Lines of data:
[start]

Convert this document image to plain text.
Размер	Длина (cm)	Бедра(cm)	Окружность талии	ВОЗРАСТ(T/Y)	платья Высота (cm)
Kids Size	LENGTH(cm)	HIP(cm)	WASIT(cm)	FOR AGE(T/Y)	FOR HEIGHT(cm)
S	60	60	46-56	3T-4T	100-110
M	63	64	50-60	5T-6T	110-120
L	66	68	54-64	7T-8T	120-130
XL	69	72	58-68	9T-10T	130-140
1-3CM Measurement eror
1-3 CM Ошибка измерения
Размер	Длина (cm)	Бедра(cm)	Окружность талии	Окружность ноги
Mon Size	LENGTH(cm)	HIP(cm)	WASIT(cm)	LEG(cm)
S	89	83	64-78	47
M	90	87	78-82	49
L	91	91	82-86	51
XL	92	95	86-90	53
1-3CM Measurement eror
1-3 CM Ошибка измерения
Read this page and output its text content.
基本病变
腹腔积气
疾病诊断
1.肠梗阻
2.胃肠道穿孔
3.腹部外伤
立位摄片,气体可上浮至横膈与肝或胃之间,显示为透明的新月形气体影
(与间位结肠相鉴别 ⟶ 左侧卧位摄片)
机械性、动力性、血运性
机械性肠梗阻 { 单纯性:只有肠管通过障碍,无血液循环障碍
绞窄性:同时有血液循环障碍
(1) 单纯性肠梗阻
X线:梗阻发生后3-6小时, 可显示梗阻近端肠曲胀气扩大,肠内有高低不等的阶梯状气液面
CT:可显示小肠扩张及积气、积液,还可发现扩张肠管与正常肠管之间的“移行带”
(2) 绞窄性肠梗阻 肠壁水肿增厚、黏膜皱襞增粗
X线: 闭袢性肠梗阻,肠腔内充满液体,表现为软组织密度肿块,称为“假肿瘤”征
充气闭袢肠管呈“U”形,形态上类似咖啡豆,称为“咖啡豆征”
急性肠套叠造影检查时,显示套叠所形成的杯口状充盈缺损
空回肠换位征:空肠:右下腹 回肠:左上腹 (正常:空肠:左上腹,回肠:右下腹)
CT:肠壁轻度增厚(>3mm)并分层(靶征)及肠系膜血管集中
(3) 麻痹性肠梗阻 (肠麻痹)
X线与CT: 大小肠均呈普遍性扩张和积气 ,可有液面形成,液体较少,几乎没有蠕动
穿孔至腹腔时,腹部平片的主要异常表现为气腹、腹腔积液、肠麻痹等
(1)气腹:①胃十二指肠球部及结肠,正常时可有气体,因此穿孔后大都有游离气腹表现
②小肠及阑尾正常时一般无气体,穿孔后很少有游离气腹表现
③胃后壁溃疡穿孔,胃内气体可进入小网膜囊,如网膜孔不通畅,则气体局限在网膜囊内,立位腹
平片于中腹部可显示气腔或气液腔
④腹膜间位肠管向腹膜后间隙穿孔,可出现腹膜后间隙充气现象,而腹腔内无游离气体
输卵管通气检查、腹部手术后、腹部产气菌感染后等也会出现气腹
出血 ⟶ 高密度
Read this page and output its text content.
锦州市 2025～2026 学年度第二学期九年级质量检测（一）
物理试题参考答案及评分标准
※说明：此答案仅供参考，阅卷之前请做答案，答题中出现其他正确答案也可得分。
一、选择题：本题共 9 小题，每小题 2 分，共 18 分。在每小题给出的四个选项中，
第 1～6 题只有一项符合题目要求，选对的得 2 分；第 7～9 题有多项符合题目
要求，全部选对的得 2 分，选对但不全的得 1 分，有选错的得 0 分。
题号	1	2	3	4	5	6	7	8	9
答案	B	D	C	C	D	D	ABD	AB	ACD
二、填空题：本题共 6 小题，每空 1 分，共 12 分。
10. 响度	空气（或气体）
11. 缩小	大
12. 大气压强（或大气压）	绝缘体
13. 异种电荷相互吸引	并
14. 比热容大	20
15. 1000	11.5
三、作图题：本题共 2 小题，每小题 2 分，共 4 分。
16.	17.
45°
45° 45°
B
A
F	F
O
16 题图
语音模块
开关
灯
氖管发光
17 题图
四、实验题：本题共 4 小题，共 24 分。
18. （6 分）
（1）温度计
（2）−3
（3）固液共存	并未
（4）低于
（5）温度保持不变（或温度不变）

[end]

**WHAT YOU NEED TO DO**
Copy out all of the data exactly, leaving nothing out.

**PROBLEM SOLUTION**
Convert this document image to plain text.
Размер	Длина (cm)	Бедра(cm)	Окружность талии	ВОЗРАСТ(T/Y)	платья Высота (cm)
Kids Size	LENGTH(cm)	HIP(cm)	WASIT(cm)	FOR AGE(T/Y)	FOR HEIGHT(cm)
S	60	60	46-56	3T-4T	100-110
M	63	64	50-60	5T-6T	110-120
L	66	68	54-64	7T-8T	120-130
XL	69	72	58-68	9T-10T	130-140
1-3CM Measurement eror
1-3 CM Ошибка измерения
Размер	Длина (cm)	Бедра(cm)	Окружность талии	Окружность ноги
Mon Size	LENGTH(cm)	HIP(cm)	WASIT(cm)	LEG(cm)
S	89	83	64-78	47
M	90	87	78-82	49
L	91	91	82-86	51
XL	92	95	86-90	53
1-3CM Measurement eror
1-3 CM Ошибка измерения
Read this page and output its text content.
基本病变
腹腔积气
疾病诊断
1.肠梗阻
2.胃肠道穿孔
3.腹部外伤
立位摄片,气体可上浮至横膈与肝或胃之间,显示为透明的新月形气体影
(与间位结肠相鉴别 ⟶ 左侧卧位摄片)
机械性、动力性、血运性
机械性肠梗阻 { 单纯性:只有肠管通过障碍,无血液循环障碍
绞窄性:同时有血液循环障碍
(1) 单纯性肠梗阻
X线:梗阻发生后3-6小时, 可显示梗阻近端肠曲胀气扩大,肠内有高低不等的阶梯状气液面
CT:可显示小肠扩张及积气、积液,还可发现扩张肠管与正常肠管之间的“移行带”
(2) 绞窄性肠梗阻 肠壁水肿增厚、黏膜皱襞增粗
X线: 闭袢性肠梗阻,肠腔内充满液体,表现为软组织密度肿块,称为“假肿瘤”征
充气闭袢肠管呈“U”形,形态上类似咖啡豆,称为“咖啡豆征”
急性肠套叠造影检查时,显示套叠所形成的杯口状充盈缺损
空回肠换位征:空肠:右下腹 回肠:左上腹 (正常:空肠:左上腹,回肠:右下腹)
CT:肠壁轻度增厚(>3mm)并分层(靶征)及肠系膜血管集中
(3) 麻痹性肠梗阻 (肠麻痹)
X线与CT: 大小肠均呈普遍性扩张和积气 ,可有液面形成,液体较少,几乎没有蠕动
穿孔至腹腔时,腹部平片的主要异常表现为气腹、腹腔积液、肠麻痹等
(1)气腹:①胃十二指肠球部及结肠,正常时可有气体,因此穿孔后大都有游离气腹表现
②小肠及阑尾正常时一般无气体,穿孔后很少有游离气腹表现
③胃后壁溃疡穿孔,胃内气体可进入小网膜囊,如网膜孔不通畅,则气体局限在网膜囊内,立位腹
平片于中腹部可显示气腔或气液腔
④腹膜间位肠管向腹膜后间隙穿孔,可出现腹膜后间隙充气现象,而腹腔内无游离气体
输卵管通气检查、腹部手术后、腹部产气菌感染后等也会出现气腹
出血 ⟶ 高密度
Read this page and output its text content.
锦州市 2025～2026 学年度第二学期九年级质量检测（一）
物理试题参考答案及评分标准
※说明：此答案仅供参考，阅卷之前请做答案，答题中出现其他正确答案也可得分。
一、选择题：本题共 9 小题，每小题 2 分，共 18 分。在每小题给出的四个选项中，
第 1～6 题只有一项符合题目要求，选对的得 2 分；第 7～9 题有多项符合题目
要求，全部选对的得 2 分，选对但不全的得 1 分，有选错的得 0 分。
题号	1	2	3	4	5	6	7	8	9
答案	B	D	C	C	D	D	ABD	AB	ACD
二、填空题：本题共 6 小题，每空 1 分，共 12 分。
10. 响度	空气（或气体）
11. 缩小	大
12. 大气压强（或大气压）	绝缘体
13. 异种电荷相互吸引	并
14. 比热容大	20
15. 1000	11.5
三、作图题：本题共 2 小题，每小题 2 分，共 4 分。
16.	17.
45°
45° 45°
B
A
F	F
O
16 题图
语音模块
开关
灯
氖管发光
17 题图
四、实验题：本题共 4 小题，共 24 分。
18. （6 分）
（1）温度计
（2）−3
（3）固液共存	并未
（4）低于
（5）温度保持不变（或温度不变）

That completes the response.